GIVEN TASK: Please express the records as a Markdown table with the columns "Row" and "Line," giving each line a row number and leaving out blank lines. Begin at the line that contains "448, 771, 465]" and stop after the line that contains "353, 544, 432]".

DATA TO USE:
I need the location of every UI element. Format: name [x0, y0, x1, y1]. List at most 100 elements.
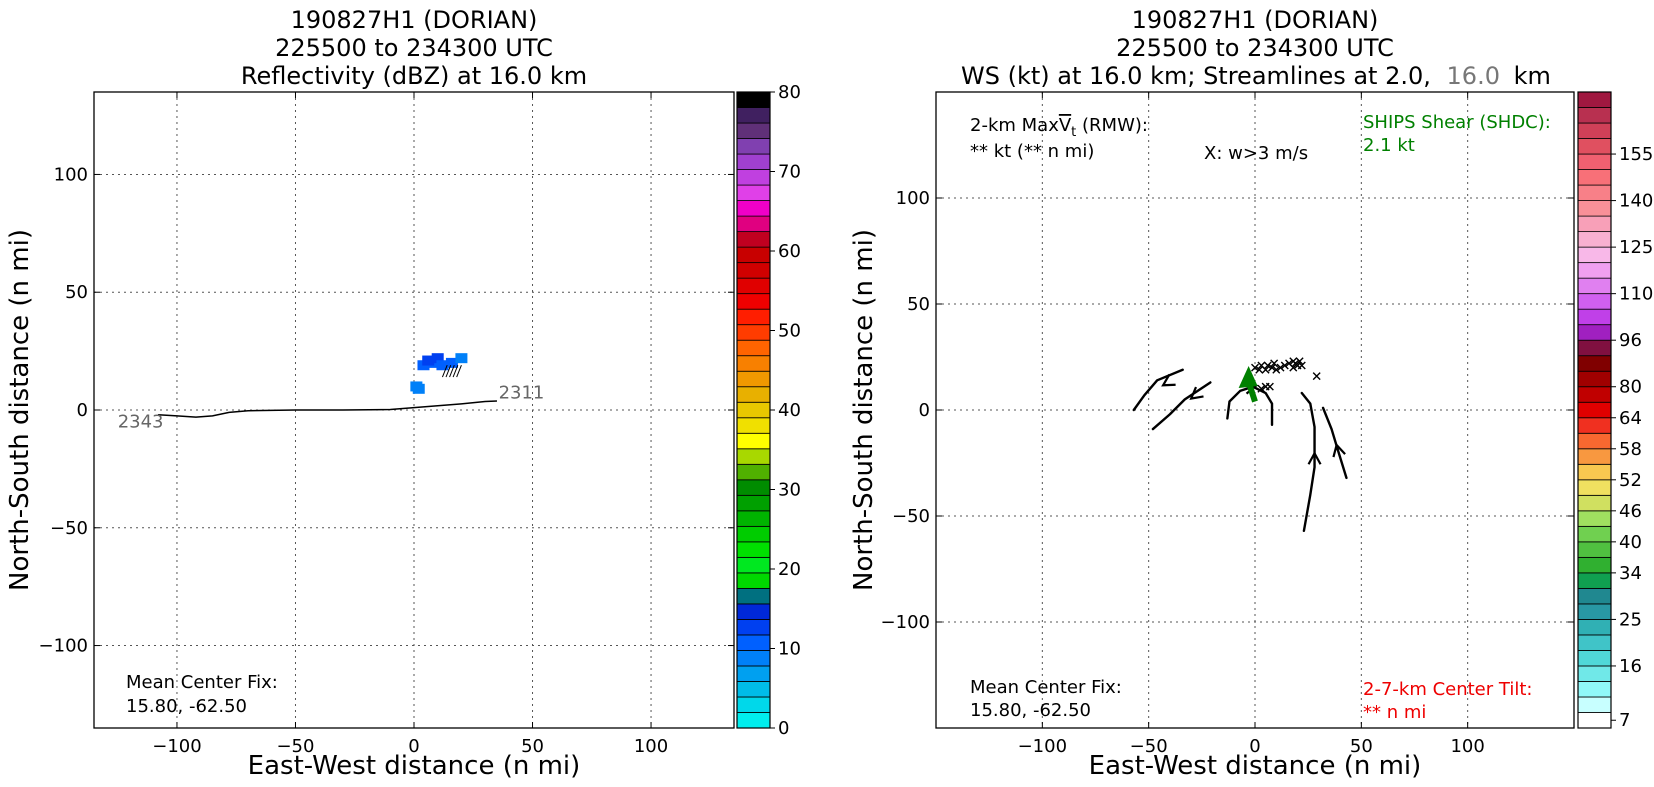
L-cbar-bin-17	[736, 448, 771, 465]
L-ytick-label-1: −50	[50, 518, 88, 539]
L-cbar-bin-24	[736, 339, 771, 357]
L-cbar-bin-12	[736, 525, 771, 543]
right-w-marker-15	[1295, 357, 1304, 366]
L-cbar-bin-29	[736, 262, 771, 279]
L-cbar-bin-18	[736, 432, 771, 450]
R-cbar-bin-36	[1577, 153, 1612, 170]
right-data-layer	[1132, 357, 1348, 533]
left-reflectivity-cell-3	[422, 355, 435, 366]
right-maxvt-value: ** kt (** n mi)	[970, 141, 1094, 162]
right-tilt-value: ** n mi	[1363, 702, 1426, 723]
R-cbar-bin-11	[1577, 541, 1612, 558]
R-cbar-bin-28	[1577, 277, 1612, 295]
R-cbar-tick-label-8: 64	[1619, 408, 1642, 429]
L-cbar-bin-33	[736, 200, 771, 217]
right-w-marker-0	[1251, 363, 1259, 372]
left-hatch-2	[449, 365, 455, 378]
right-title-line-3-unit: km	[1514, 62, 1551, 90]
right-shear-arrow-head	[1238, 365, 1258, 388]
L-cbar-bin-8	[736, 587, 771, 605]
R-cbar-tick-label-12: 125	[1619, 237, 1653, 258]
L-cbar-bin-28	[736, 277, 771, 295]
right-streamline-arrow-3	[1307, 450, 1322, 465]
L-cbar-bin-21	[736, 386, 771, 403]
R-cbar-bin-18	[1577, 432, 1612, 450]
R-cbar-bin-13	[1577, 510, 1612, 527]
L-cbar-bin-38	[736, 122, 771, 139]
L-cbar-bin-14	[736, 494, 771, 512]
right-streamline-arrow-0	[1161, 373, 1176, 387]
R-cbar-frame	[1577, 91, 1612, 729]
L-cbar-tick-label-0: 0	[778, 718, 789, 739]
left-data-layer: 2311 2343	[118, 353, 544, 432]
R-cbar-tick-label-3: 34	[1619, 563, 1642, 584]
right-w-marker-9	[1280, 361, 1289, 370]
left-hatch-3	[452, 365, 459, 378]
L-cbar-tick-label-3: 30	[778, 480, 801, 501]
R-ytick-label-0: −100	[881, 612, 930, 633]
R-cbar-tick-label-14: 155	[1619, 144, 1653, 165]
R-cbar-tick-label-6: 52	[1619, 470, 1642, 491]
R-cbar-bin-25	[1577, 324, 1612, 341]
right-maxvt-suffix: (RMW):	[1076, 115, 1148, 136]
L-cbar-bin-22	[736, 370, 771, 388]
right-title-line-3: WS (kt) at 16.0 km; Streamlines at 2.0, …	[961, 62, 1551, 90]
L-cbar-bin-6	[736, 619, 771, 636]
R-cbar-bin-5	[1577, 634, 1612, 651]
L-cbar-bin-36	[736, 153, 771, 170]
left-grid	[94, 92, 734, 728]
L-cbar-bin-37	[736, 138, 771, 155]
L-cbar-bin-15	[736, 479, 771, 496]
L-cbar-bin-2	[736, 681, 771, 698]
L-cbar-bin-27	[736, 293, 771, 310]
L-cbar-bin-3	[736, 665, 771, 682]
left-reflectivity-cell-5	[445, 357, 458, 368]
R-cbar-tick-label-7: 58	[1619, 439, 1642, 460]
R-cbar-bin-21	[1577, 386, 1612, 403]
R-cbar-tick-label-13: 140	[1619, 191, 1653, 212]
left-title-line-3: Reflectivity (dBZ) at 16.0 km	[241, 62, 587, 90]
L-cbar-tick-label-7: 70	[778, 162, 801, 183]
right-title-line-2: 225500 to 234300 UTC	[1116, 34, 1394, 62]
right-w-marker-8	[1276, 363, 1285, 372]
R-xtick-label-0: −100	[1018, 736, 1067, 757]
right-maxvt-prefix: 2-km Max	[970, 115, 1059, 136]
left-center-fix-value: 15.80, -62.50	[126, 696, 247, 717]
right-title-line-3-main: WS (kt) at 16.0 km; Streamlines at 2.0,	[961, 62, 1431, 90]
R-cbar-bin-7	[1577, 603, 1612, 620]
R-xtick-label-1: −50	[1130, 736, 1168, 757]
left-reflectivity-cell-6	[455, 353, 468, 364]
R-cbar-tick-label-5: 46	[1619, 501, 1642, 522]
L-cbar-bin-35	[736, 169, 771, 186]
R-cbar-bin-17	[1577, 448, 1612, 465]
right-maxvt-subscript: t	[1071, 125, 1076, 140]
right-streamline-arrow-4	[1332, 442, 1346, 458]
L-cbar-bin-10	[736, 556, 771, 574]
left-reflectivity-cell-1	[431, 353, 444, 364]
right-w-marker-3	[1261, 365, 1270, 374]
R-cbar-tick-label-9: 80	[1619, 377, 1642, 398]
left-title-line-2: 225500 to 234300 UTC	[275, 34, 553, 62]
L-cbar-tick-label-4: 40	[778, 400, 801, 421]
L-ytick-label-2: 0	[77, 400, 88, 421]
R-ytick-label-2: 0	[919, 400, 930, 421]
R-cbar-bin-2	[1577, 681, 1612, 698]
L-cbar-bin-13	[736, 510, 771, 527]
R-cbar-bin-22	[1577, 370, 1612, 388]
L-cbar-bin-5	[736, 634, 771, 651]
R-cbar-bin-1	[1577, 696, 1612, 713]
R-cbar-bin-10	[1577, 556, 1612, 574]
left-hatch-1	[445, 365, 452, 378]
L-cbar-bin-30	[736, 246, 771, 264]
right-streamline-1	[1151, 381, 1212, 431]
right-title-line-3-highlight: 16.0	[1447, 62, 1500, 90]
R-cbar-bin-39	[1577, 107, 1612, 124]
left-title-line-1: 190827H1 (DORIAN)	[291, 6, 538, 34]
L-cbar-tick-label-2: 20	[778, 559, 801, 580]
L-cbar-bin-32	[736, 215, 771, 233]
R-cbar-bin-9	[1577, 572, 1612, 589]
L-ytick-label-0: −100	[39, 636, 88, 657]
right-grid	[936, 92, 1574, 728]
right-tilt-label: 2-7-km Center Tilt:	[1363, 679, 1532, 700]
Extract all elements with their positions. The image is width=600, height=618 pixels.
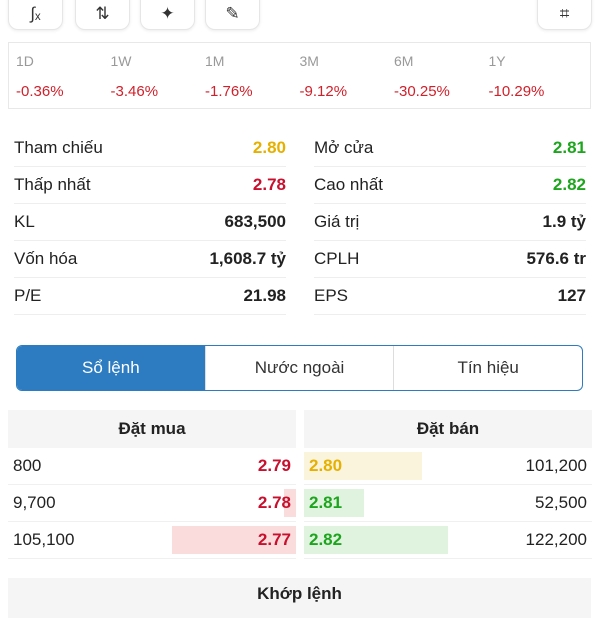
tab-1[interactable]: Nước ngoài (204, 346, 394, 390)
buy-volume-bar (172, 526, 296, 554)
period-change: -1.76% (205, 83, 253, 100)
stat-row: KL 683,500 (14, 204, 286, 241)
stat-row: Cao nhất 2.82 (314, 167, 586, 204)
pencil-button[interactable]: ✎ (205, 0, 260, 30)
period-3M[interactable]: 3M -9.12% (300, 43, 395, 108)
period-performance: 1D -0.36% 1W -3.46% 1M -1.76% 3M -9.12% 6M -30.25… (8, 42, 591, 109)
stat-label: EPS (314, 286, 349, 305)
stat-label: Cao nhất (314, 175, 383, 194)
buy-price: 2.79 (257, 456, 291, 475)
stat-label: Thấp nhất (14, 175, 91, 194)
sell-row[interactable]: 2.80 101,200 (304, 448, 592, 485)
buy-row[interactable]: 9,700 2.78 (8, 485, 296, 522)
sell-volume-bar (304, 452, 423, 480)
compare-button[interactable]: ⇅ (75, 0, 130, 30)
stat-label: Tham chiếu (14, 138, 103, 157)
screenshot-icon: ⌗ (559, 4, 570, 23)
stat-label: CPLH (314, 249, 360, 268)
stat-row: Giá trị 1.9 tỷ (314, 204, 586, 241)
sell-volume-bar (304, 489, 365, 517)
stat-row: CPLH 576.6 tr (314, 241, 586, 278)
compare-icon: ⇅ (95, 4, 110, 23)
function-icon: ∫ₓ (30, 4, 41, 23)
pencil-icon: ✎ (225, 4, 240, 23)
period-change: -0.36% (16, 83, 64, 100)
stat-value: 1,608.7 tỷ (209, 249, 286, 268)
stat-row: Mở cửa 2.81 (314, 130, 586, 167)
buy-row[interactable]: 105,100 2.77 (8, 522, 296, 559)
stat-row: Vốn hóa 1,608.7 tỷ (14, 241, 286, 278)
stat-value: 683,500 (224, 212, 286, 231)
stat-label: KL (14, 212, 35, 231)
buy-volume: 9,700 (13, 493, 56, 512)
ai-sparkle-button[interactable]: ✦ (140, 0, 195, 30)
tab-2[interactable]: Tín hiệu (393, 346, 582, 390)
period-6M[interactable]: 6M -30.25% (394, 43, 489, 108)
stat-value: 2.80 (252, 138, 286, 157)
period-label: 6M (394, 53, 414, 69)
stat-label: P/E (14, 286, 42, 305)
buy-volume: 105,100 (13, 530, 75, 549)
period-1Y[interactable]: 1Y -10.29% (489, 43, 584, 108)
tab-bar: Sổ lệnh Nước ngoài Tín hiệu (16, 345, 583, 391)
screenshot-button[interactable]: ⌗ (537, 0, 592, 30)
buy-price: 2.78 (257, 493, 291, 512)
buy-orders: Đặt mua 800 2.79 9,700 2.78 105,100 2.77 (8, 410, 296, 559)
period-1M[interactable]: 1M -1.76% (205, 43, 300, 108)
sell-row[interactable]: 2.81 52,500 (304, 485, 592, 522)
stat-value: 1.9 tỷ (542, 212, 586, 231)
stat-row: EPS 127 (314, 278, 586, 315)
ai-sparkle-icon: ✦ (160, 4, 175, 23)
stat-value: 2.81 (552, 138, 586, 157)
stat-row: Tham chiếu 2.80 (14, 130, 286, 167)
sell-row[interactable]: 2.82 122,200 (304, 522, 592, 559)
period-label: 1W (110, 53, 132, 69)
matched-orders-header: Khớp lệnh (8, 578, 591, 618)
period-change: -9.12% (299, 83, 348, 100)
period-label: 1M (205, 53, 225, 69)
buy-header: Đặt mua (8, 410, 296, 448)
sell-volume-bar (304, 526, 448, 554)
function-button[interactable]: ∫ₓ (8, 0, 63, 30)
period-change: -30.25% (394, 83, 450, 100)
period-change: -3.46% (110, 83, 159, 100)
period-label: 1D (16, 53, 34, 69)
sell-orders: Đặt bán 2.80 101,200 2.81 52,500 2.82 122,200 (304, 410, 592, 559)
sell-price: 2.81 (309, 493, 343, 512)
sell-price: 2.82 (309, 530, 343, 549)
tab-0[interactable]: Sổ lệnh (17, 346, 205, 390)
sell-volume: 122,200 (525, 530, 587, 549)
buy-volume: 800 (13, 456, 42, 475)
sell-volume: 52,500 (535, 493, 587, 512)
sell-volume: 101,200 (525, 456, 587, 475)
stat-label: Mở cửa (314, 138, 374, 157)
buy-price: 2.77 (257, 530, 291, 549)
period-label: 1Y (488, 53, 506, 69)
stat-row: Thấp nhất 2.78 (14, 167, 286, 204)
period-change: -10.29% (488, 83, 545, 100)
stats-grid: Tham chiếu 2.80 Mở cửa 2.81 Thấp nhất 2.78 Cao… (14, 130, 586, 315)
stat-label: Vốn hóa (14, 249, 78, 268)
period-1W[interactable]: 1W -3.46% (111, 43, 206, 108)
sell-header: Đặt bán (304, 410, 592, 448)
period-label: 3M (299, 53, 319, 69)
stat-label: Giá trị (314, 212, 360, 231)
stat-value: 21.98 (243, 286, 286, 305)
stat-row: P/E 21.98 (14, 278, 286, 315)
stat-value: 576.6 tr (526, 249, 586, 268)
buy-volume-bar (284, 489, 296, 517)
buy-row[interactable]: 800 2.79 (8, 448, 296, 485)
stat-value: 2.78 (252, 175, 286, 194)
sell-price: 2.80 (309, 456, 343, 475)
stat-value: 127 (557, 286, 586, 305)
stat-value: 2.82 (552, 175, 586, 194)
period-1D[interactable]: 1D -0.36% (16, 43, 111, 108)
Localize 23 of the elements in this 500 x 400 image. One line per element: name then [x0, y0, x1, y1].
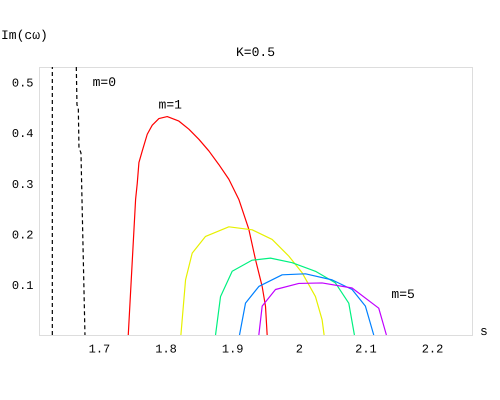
line-series [128, 116, 268, 336]
line-series [238, 273, 374, 336]
line-series [214, 258, 356, 336]
y-tick-label: 0.4 [12, 127, 34, 142]
x-tick-label: 2.2 [422, 342, 444, 356]
x-tick-label: 1.8 [155, 342, 177, 356]
chart-title: K=0.5 [236, 45, 276, 60]
line-series [76, 66, 86, 336]
line-series [180, 226, 325, 336]
series-label: m=0 [92, 75, 116, 90]
x-tick-label: 1.9 [222, 342, 244, 356]
y-tick-label: 0.5 [12, 76, 34, 91]
x-tick-label: 2 [296, 342, 303, 356]
x-tick-label: 1.7 [88, 342, 110, 356]
y-axis-title: Im(cω) [1, 28, 48, 43]
line-series [258, 282, 387, 336]
y-tick-label: 0.1 [12, 278, 34, 293]
y-tick-label: 0.2 [12, 228, 34, 242]
y-tick-label: 0.3 [12, 178, 34, 192]
x-axis-title: s [480, 324, 488, 339]
x-tick-label: 2.1 [355, 342, 377, 356]
series-label: m=5 [391, 286, 415, 302]
series-label: m=1 [158, 98, 182, 113]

RESULT OF THIS EXERCISE:
| Row | Line |
|---|---|
| 1 | L-cbar-bin-17	[736, 448, 771, 465] |
| 2 | L-ytick-label-1: −50	[50, 518, 88, 539] |
| 3 | L-cbar-bin-24	[736, 339, 771, 357] |
| 4 | L-cbar-bin-12	[736, 525, 771, 543] |
| 5 | right-w-marker-15	[1295, 357, 1304, 366] |
| 6 | L-cbar-bin-29	[736, 262, 771, 279] |
| 7 | L-cbar-bin-18	[736, 432, 771, 450] |
| 8 | R-cbar-bin-36	[1577, 153, 1612, 170] |
| 9 | right-data-layer	[1132, 357, 1348, 533] |
| 10 | left-reflectivity-cell-3	[422, 355, 435, 366] |
| 11 | right-maxvt-value: ** kt (** n mi)	[970, 141, 1094, 162] |
| 12 | right-tilt-value: ** n mi	[1363, 702, 1426, 723] |
| 13 | R-cbar-bin-11	[1577, 541, 1612, 558] |
| 14 | R-cbar-bin-28	[1577, 277, 1612, 295] |
| 15 | R-cbar-tick-label-8: 64	[1619, 408, 1642, 429] |
| 16 | L-cbar-bin-33	[736, 200, 771, 217] |
| 17 | right-w-marker-0	[1251, 363, 1259, 372] |
| 18 | left-hatch-2	[449, 365, 455, 378] |
| 19 | right-title-line-3-unit: km	[1514, 62, 1551, 90] |
| 20 | right-shear-arrow-head	[1238, 365, 1258, 388] |
| 21 | L-cbar-bin-8	[736, 587, 771, 605] |
| 22 | R-cbar-tick-label-12: 125	[1619, 237, 1653, 258] |
| 23 | L-cbar-bin-28	[736, 277, 771, 295] |
| 24 | right-streamline-arrow-3	[1307, 450, 1322, 465] |
| 25 | L-cbar-bin-21	[736, 386, 771, 403] |
| 26 | R-cbar-bin-18	[1577, 432, 1612, 450] |
| 27 | R-cbar-bin-13	[1577, 510, 1612, 527] |
| 28 | L-cbar-bin-38	[736, 122, 771, 139] |
| 29 | L-cbar-bin-14	[736, 494, 771, 512] |
| 30 | right-streamline-arrow-0	[1161, 373, 1176, 387] |
| 31 | R-cbar-frame	[1577, 91, 1612, 729] |
| 32 | L-cbar-tick-label-0: 0	[778, 718, 789, 739] |
| 33 | left-data-layer: 2311 2343	[118, 353, 544, 432] |